Source records ::
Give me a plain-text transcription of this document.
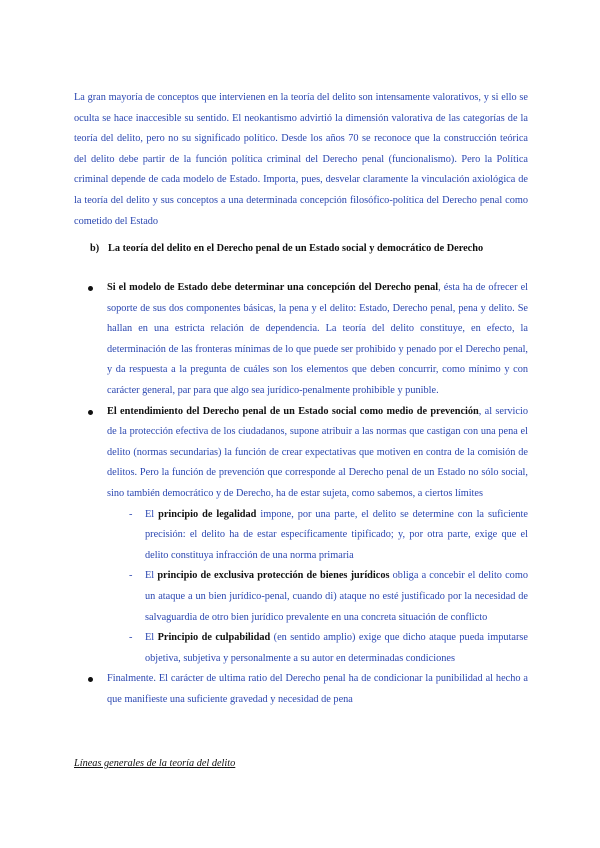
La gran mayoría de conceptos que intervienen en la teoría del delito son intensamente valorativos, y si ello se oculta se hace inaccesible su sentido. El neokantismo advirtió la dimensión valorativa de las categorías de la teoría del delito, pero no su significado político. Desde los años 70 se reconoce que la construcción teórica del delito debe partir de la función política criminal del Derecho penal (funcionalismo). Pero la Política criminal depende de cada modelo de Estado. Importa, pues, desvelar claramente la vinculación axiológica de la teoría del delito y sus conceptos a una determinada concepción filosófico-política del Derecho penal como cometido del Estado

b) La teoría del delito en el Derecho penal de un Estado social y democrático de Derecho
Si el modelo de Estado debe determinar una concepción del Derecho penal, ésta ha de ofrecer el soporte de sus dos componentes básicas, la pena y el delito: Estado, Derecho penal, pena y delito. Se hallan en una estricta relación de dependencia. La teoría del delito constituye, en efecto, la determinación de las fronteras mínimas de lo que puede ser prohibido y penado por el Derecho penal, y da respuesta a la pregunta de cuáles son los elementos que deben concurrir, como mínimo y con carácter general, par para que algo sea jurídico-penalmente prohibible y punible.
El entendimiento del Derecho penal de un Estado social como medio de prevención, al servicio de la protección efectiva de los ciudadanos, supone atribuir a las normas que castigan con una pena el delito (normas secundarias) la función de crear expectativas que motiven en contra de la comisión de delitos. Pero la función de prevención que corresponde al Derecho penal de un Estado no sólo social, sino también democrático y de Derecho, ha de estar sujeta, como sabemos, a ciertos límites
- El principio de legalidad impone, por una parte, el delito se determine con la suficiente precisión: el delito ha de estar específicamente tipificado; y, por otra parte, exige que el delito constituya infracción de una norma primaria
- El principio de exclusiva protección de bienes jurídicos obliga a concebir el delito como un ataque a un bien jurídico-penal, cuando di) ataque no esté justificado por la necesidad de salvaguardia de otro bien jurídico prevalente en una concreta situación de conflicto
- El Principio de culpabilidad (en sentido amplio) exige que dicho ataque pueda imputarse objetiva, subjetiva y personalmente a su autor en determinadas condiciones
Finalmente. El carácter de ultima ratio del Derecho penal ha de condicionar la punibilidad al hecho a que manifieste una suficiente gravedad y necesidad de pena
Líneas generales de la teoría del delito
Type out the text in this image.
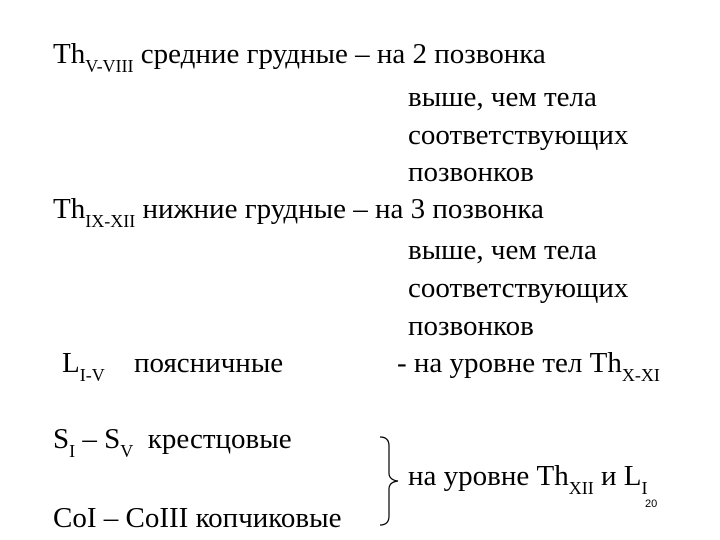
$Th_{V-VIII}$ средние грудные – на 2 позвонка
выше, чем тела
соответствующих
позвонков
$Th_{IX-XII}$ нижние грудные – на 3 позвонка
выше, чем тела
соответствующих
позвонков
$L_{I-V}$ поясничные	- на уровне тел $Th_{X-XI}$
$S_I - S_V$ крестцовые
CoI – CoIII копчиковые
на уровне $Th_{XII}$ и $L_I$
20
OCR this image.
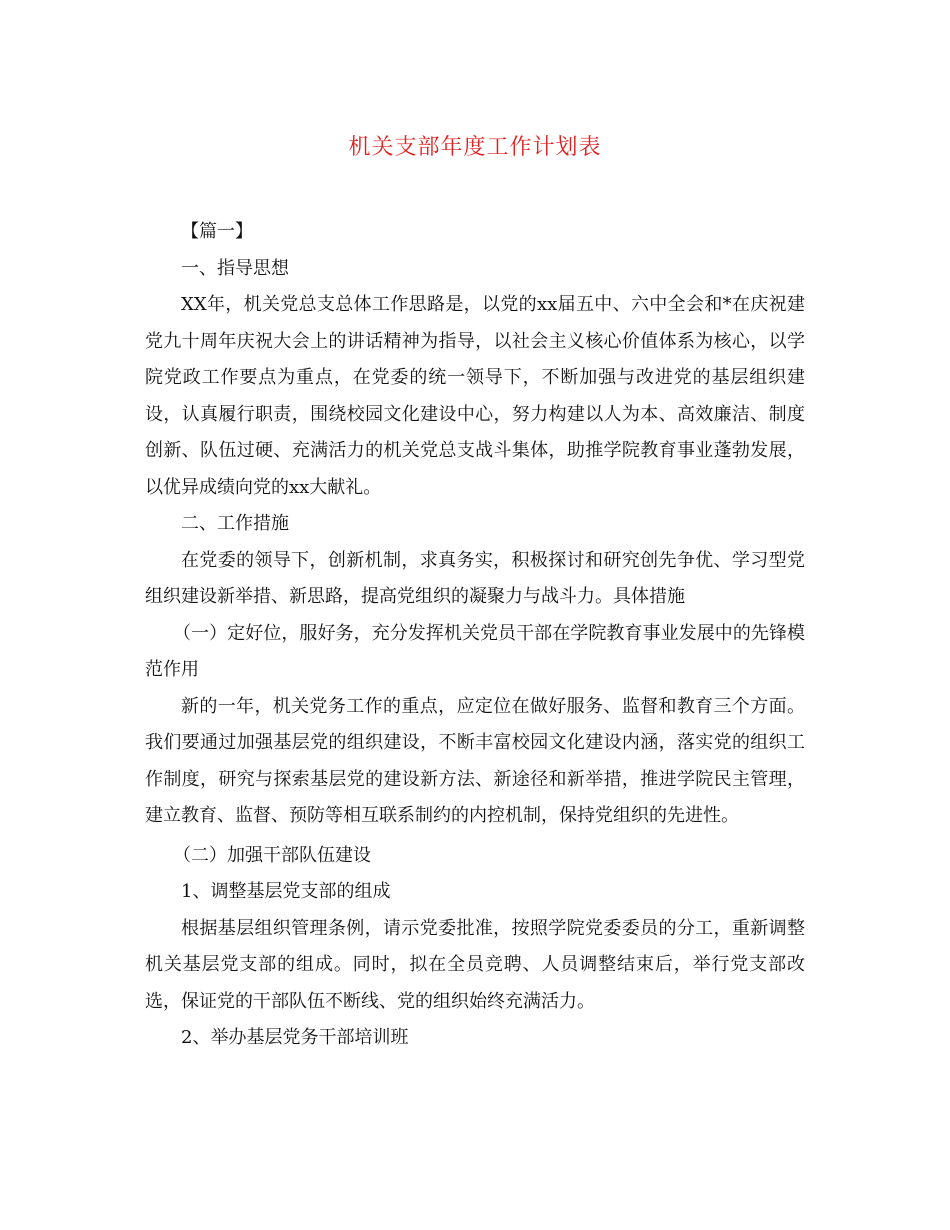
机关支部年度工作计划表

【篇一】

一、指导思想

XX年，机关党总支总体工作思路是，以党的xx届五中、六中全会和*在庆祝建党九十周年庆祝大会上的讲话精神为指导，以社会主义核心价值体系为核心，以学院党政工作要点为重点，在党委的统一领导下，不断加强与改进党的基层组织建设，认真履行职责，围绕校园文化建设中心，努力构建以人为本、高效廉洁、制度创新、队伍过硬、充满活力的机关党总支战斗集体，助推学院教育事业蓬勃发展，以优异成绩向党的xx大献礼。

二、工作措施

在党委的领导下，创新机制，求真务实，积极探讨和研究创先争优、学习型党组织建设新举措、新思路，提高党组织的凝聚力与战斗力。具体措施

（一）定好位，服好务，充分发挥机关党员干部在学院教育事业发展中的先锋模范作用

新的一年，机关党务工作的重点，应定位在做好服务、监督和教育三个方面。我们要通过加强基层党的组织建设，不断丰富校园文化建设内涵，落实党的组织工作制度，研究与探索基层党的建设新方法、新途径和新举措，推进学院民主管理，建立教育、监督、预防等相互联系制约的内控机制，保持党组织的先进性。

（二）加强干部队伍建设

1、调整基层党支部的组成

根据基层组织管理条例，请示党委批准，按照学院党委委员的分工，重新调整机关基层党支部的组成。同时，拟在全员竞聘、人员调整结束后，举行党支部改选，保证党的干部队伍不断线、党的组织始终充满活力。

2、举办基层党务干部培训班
---
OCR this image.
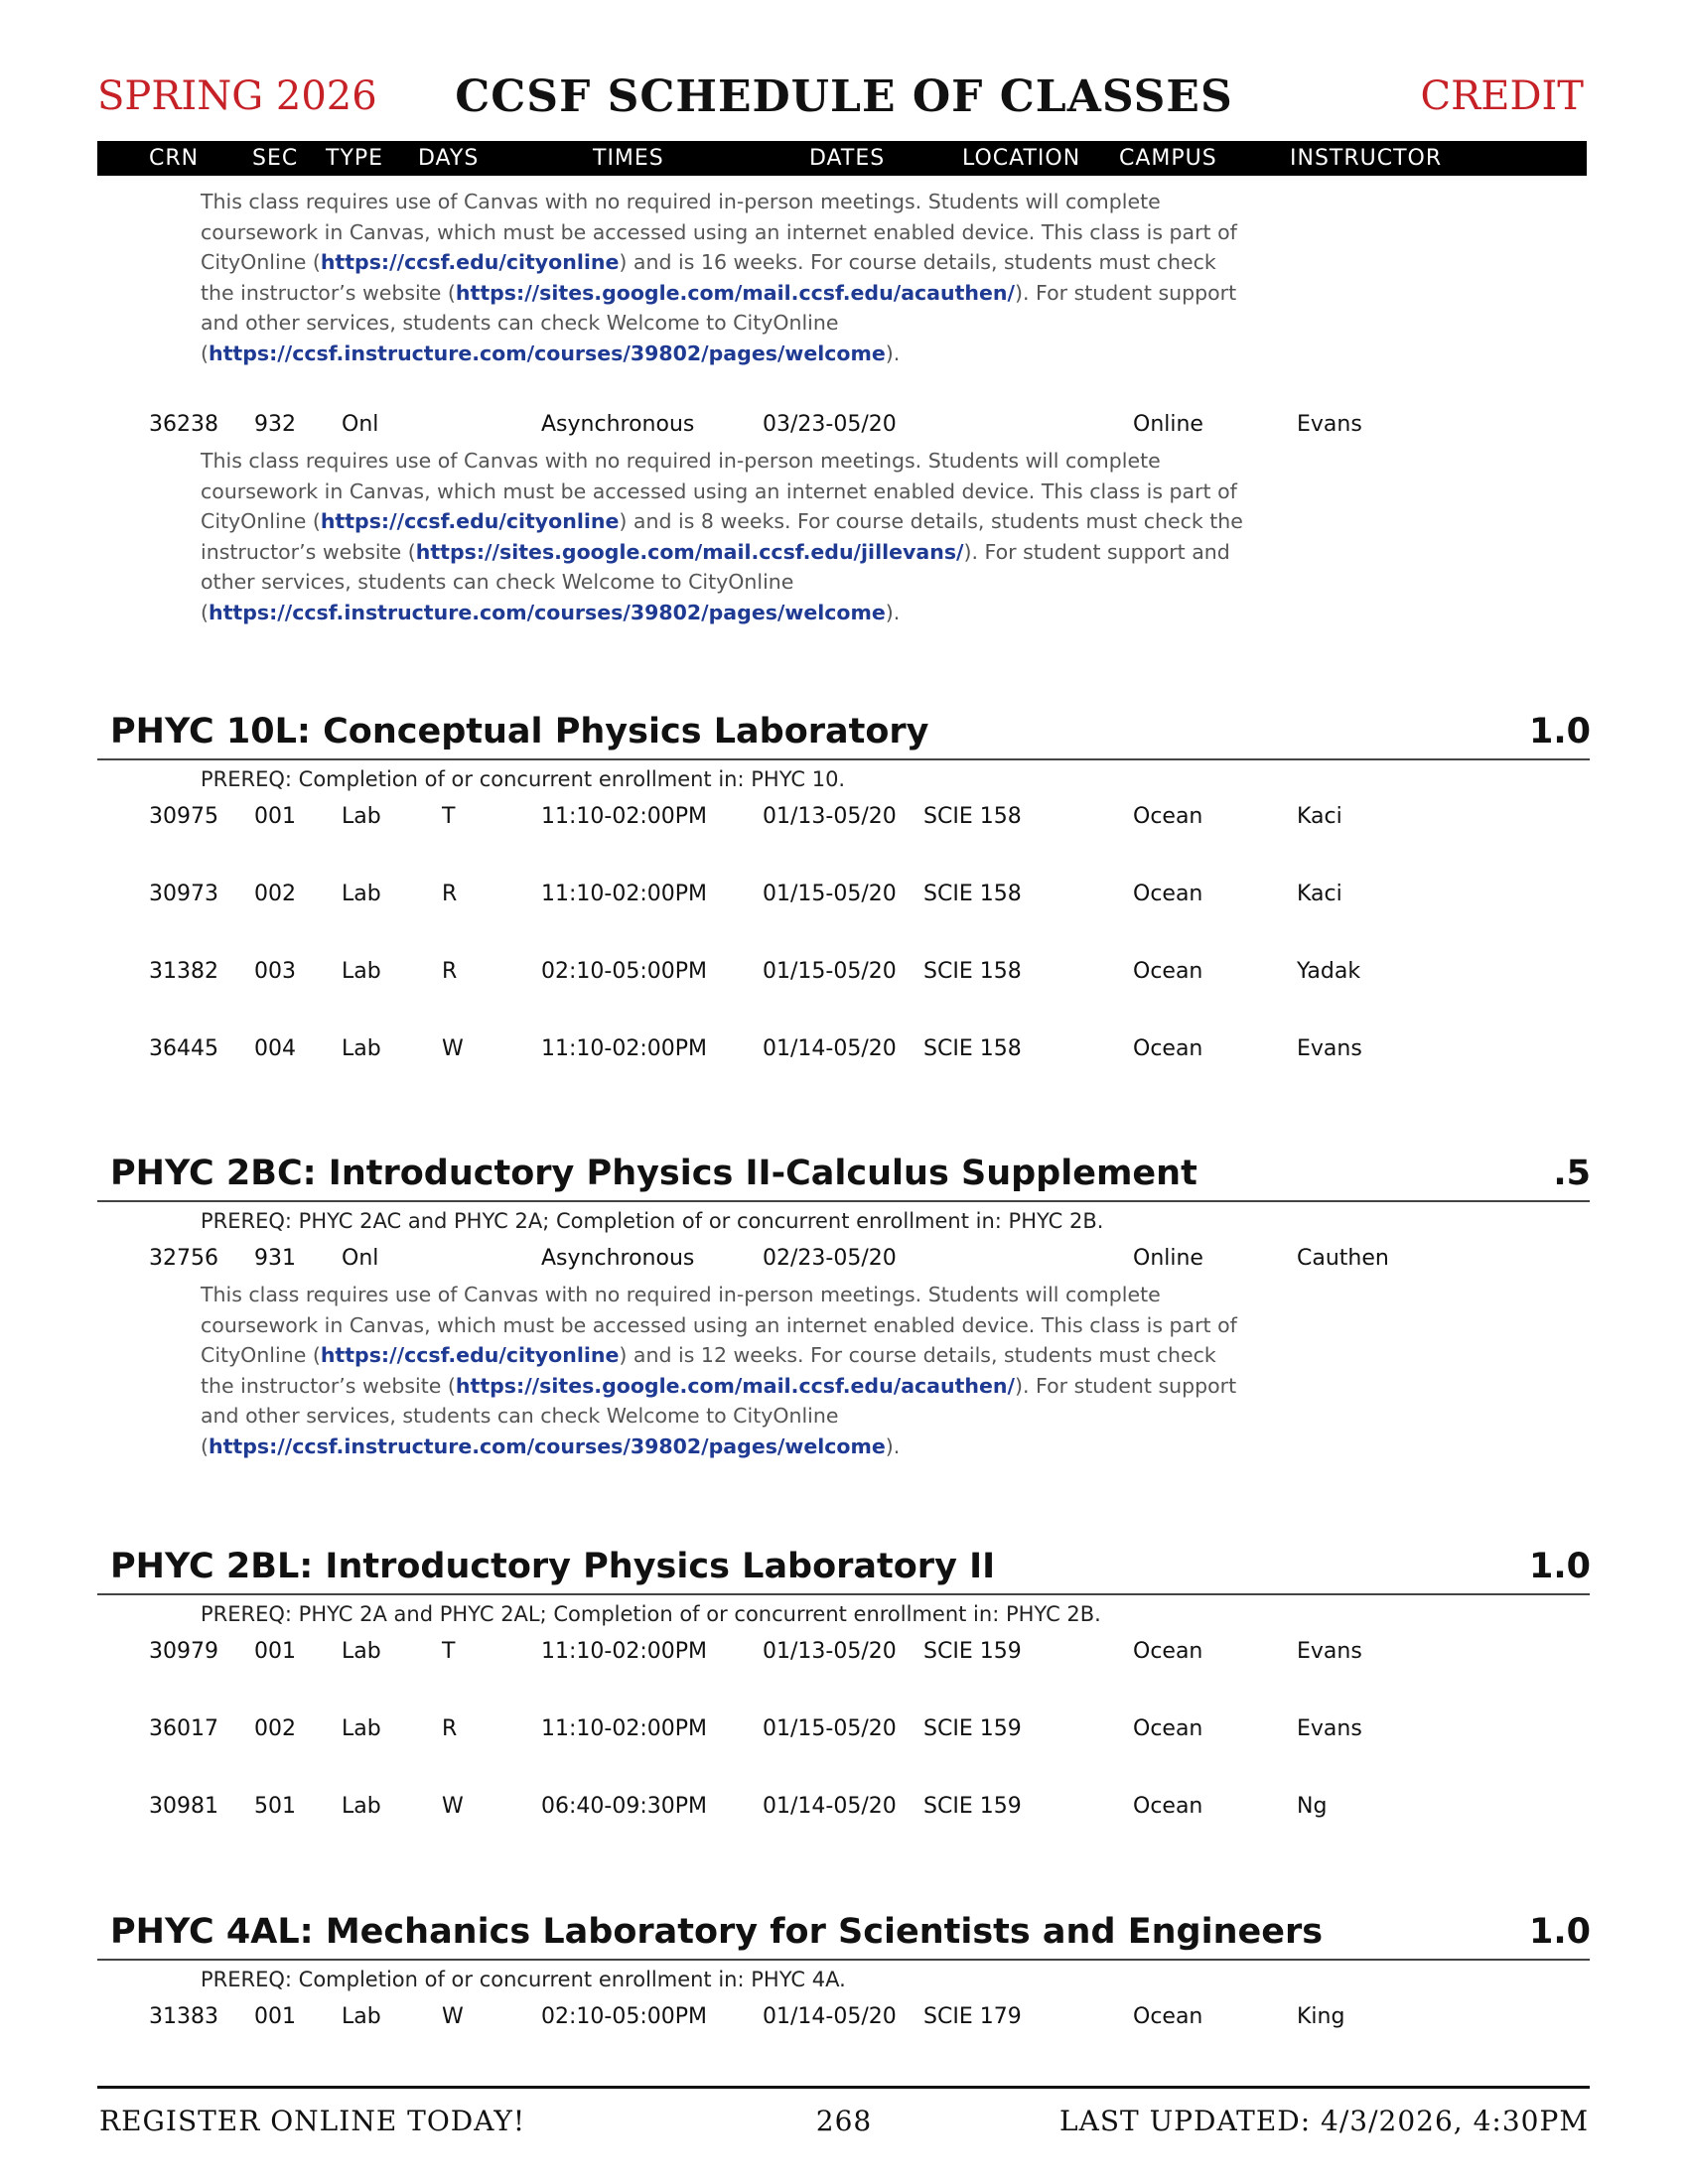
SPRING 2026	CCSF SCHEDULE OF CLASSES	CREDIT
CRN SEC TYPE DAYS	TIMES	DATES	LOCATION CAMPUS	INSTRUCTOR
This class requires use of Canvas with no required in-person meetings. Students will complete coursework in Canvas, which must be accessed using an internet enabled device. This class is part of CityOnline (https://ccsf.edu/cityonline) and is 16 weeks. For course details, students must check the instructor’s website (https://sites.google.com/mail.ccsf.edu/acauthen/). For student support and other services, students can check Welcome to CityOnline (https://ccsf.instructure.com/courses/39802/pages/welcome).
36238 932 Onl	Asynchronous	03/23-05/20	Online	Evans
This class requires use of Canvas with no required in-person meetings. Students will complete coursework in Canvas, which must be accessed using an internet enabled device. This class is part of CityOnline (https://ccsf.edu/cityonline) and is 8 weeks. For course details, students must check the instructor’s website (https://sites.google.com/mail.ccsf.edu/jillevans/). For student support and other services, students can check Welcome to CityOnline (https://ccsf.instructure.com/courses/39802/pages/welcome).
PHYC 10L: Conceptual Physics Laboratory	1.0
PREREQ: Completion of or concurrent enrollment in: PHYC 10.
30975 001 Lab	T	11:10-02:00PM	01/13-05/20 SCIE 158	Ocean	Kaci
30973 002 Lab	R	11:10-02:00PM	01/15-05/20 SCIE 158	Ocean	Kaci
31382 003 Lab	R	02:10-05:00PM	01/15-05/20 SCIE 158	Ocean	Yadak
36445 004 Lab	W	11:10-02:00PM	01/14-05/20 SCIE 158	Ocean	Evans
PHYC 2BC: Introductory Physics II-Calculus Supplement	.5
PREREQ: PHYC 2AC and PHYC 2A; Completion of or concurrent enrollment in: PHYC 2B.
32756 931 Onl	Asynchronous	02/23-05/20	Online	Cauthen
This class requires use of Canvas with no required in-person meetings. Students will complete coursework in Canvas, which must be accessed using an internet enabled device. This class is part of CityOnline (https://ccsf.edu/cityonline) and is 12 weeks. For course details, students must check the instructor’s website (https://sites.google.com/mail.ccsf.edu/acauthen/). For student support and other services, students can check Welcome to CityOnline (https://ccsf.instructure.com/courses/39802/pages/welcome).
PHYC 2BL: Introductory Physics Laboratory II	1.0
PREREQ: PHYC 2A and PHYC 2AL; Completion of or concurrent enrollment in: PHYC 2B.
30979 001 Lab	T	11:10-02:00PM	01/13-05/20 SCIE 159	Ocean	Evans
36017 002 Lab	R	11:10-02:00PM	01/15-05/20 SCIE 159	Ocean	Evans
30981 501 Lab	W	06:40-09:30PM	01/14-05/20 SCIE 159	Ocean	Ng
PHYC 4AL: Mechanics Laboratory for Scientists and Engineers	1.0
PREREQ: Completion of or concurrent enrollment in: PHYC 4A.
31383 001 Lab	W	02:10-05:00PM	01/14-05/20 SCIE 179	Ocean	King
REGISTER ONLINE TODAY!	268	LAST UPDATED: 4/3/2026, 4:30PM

What to produce ::
Reproduce every line from the entries that holds the word "позвонка".

Answer for the task ::
$Th_{V-VIII}$ средние грудные – на 2 позвонка
$Th_{IX-XII}$ нижние грудные – на 3 позвонка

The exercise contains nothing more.